* _What is asked_:
Your task is to copy the listing exactly. Drop any pictures from the copy.

>> START Excerpted records

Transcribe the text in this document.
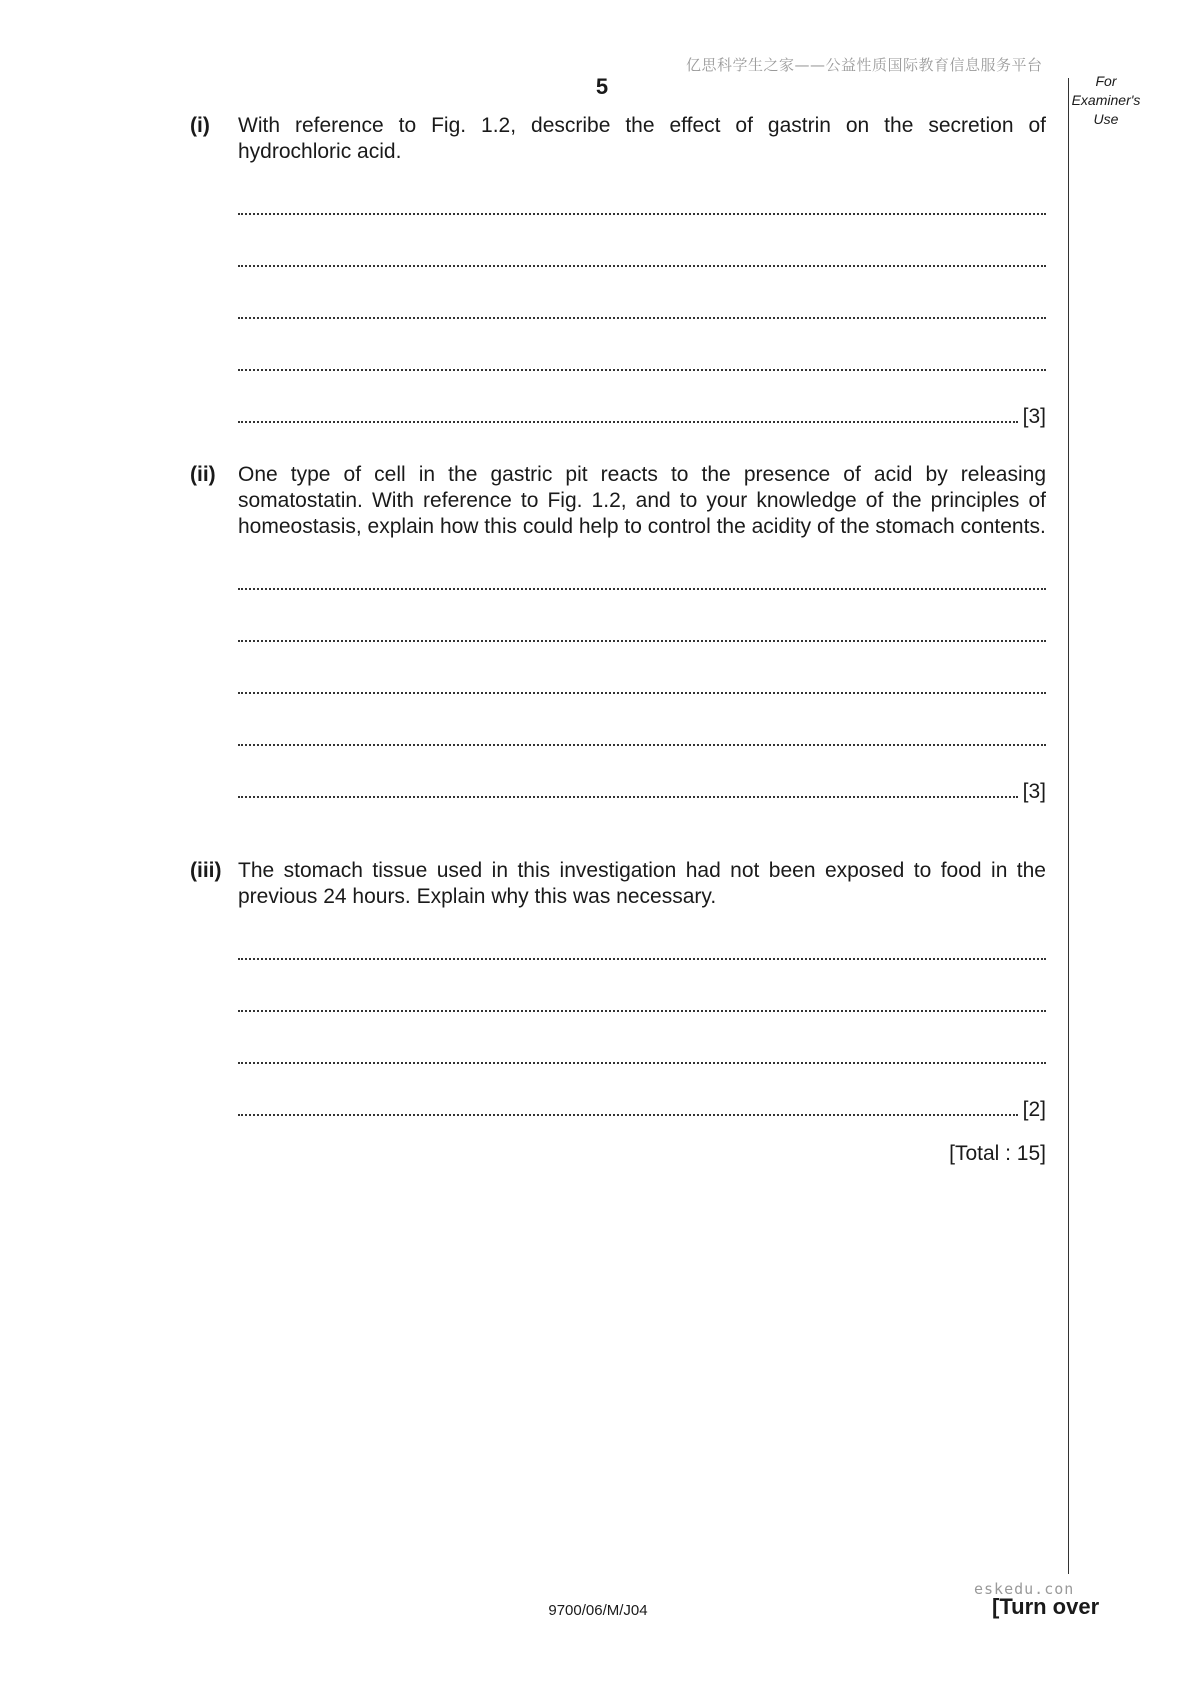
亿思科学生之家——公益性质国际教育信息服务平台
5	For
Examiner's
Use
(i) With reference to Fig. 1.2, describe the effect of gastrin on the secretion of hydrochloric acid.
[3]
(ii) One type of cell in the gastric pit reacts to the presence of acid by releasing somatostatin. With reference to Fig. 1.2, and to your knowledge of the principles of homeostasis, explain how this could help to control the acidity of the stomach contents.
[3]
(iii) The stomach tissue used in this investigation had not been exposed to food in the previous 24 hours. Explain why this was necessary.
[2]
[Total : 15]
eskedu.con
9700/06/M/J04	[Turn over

>> END Excerpted records

* _Output_:
Transcribe the text in this document.
亿思科学生之家——公益性质国际教育信息服务平台
5	For
Examiner's
Use
(i) With reference to Fig. 1.2, describe the effect of gastrin on the secretion of hydrochloric acid.
[3]
(ii) One type of cell in the gastric pit reacts to the presence of acid by releasing somatostatin. With reference to Fig. 1.2, and to your knowledge of the principles of homeostasis, explain how this could help to control the acidity of the stomach contents.
[3]
(iii) The stomach tissue used in this investigation had not been exposed to food in the previous 24 hours. Explain why this was necessary.
[2]
[Total : 15]
eskedu.con
9700/06/M/J04	[Turn over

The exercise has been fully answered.